<<<<

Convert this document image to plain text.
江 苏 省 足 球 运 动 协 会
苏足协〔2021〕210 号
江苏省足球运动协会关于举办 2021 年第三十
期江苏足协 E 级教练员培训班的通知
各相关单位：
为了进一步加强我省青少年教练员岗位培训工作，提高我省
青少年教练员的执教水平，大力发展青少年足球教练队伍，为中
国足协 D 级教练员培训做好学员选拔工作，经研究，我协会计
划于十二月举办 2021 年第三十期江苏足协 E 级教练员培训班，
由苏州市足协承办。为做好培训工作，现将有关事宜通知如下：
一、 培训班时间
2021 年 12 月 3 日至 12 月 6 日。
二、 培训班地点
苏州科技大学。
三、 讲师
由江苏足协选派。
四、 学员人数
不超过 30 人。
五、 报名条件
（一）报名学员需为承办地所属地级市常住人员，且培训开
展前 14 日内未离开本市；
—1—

>>>>
<<<<

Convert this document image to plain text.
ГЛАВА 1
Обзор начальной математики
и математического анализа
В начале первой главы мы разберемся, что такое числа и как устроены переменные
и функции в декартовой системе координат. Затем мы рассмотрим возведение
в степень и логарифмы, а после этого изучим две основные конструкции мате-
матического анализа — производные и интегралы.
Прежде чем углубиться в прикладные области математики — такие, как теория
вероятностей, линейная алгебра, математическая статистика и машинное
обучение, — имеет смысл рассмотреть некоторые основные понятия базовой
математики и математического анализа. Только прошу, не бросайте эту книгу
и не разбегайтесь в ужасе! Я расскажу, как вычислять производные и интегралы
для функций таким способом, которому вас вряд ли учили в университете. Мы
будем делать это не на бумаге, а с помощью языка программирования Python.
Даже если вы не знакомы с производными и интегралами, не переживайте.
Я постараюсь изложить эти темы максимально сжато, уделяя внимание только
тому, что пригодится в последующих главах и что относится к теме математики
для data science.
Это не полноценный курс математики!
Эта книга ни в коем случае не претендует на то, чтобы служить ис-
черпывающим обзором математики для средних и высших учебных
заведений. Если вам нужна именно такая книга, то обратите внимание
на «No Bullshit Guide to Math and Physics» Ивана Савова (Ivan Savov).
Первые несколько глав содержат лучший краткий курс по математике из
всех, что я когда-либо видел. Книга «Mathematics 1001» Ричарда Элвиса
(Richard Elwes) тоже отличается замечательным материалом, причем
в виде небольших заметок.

>>>>

→ **EXERCISE DIRECTIONS**: Show every line of the listing in which the string "математики" can be found.

→ **FINISHED TASK**:
Обзор начальной математики
Прежде чем углубиться в прикладные области математики — такие, как теория
математики и математического анализа. Только прошу, не бросайте эту книгу
тому, что пригодится в последующих главах и что относится к теме математики
Это не полноценный курс математики!
черпывающим обзором математики для средних и высших учебных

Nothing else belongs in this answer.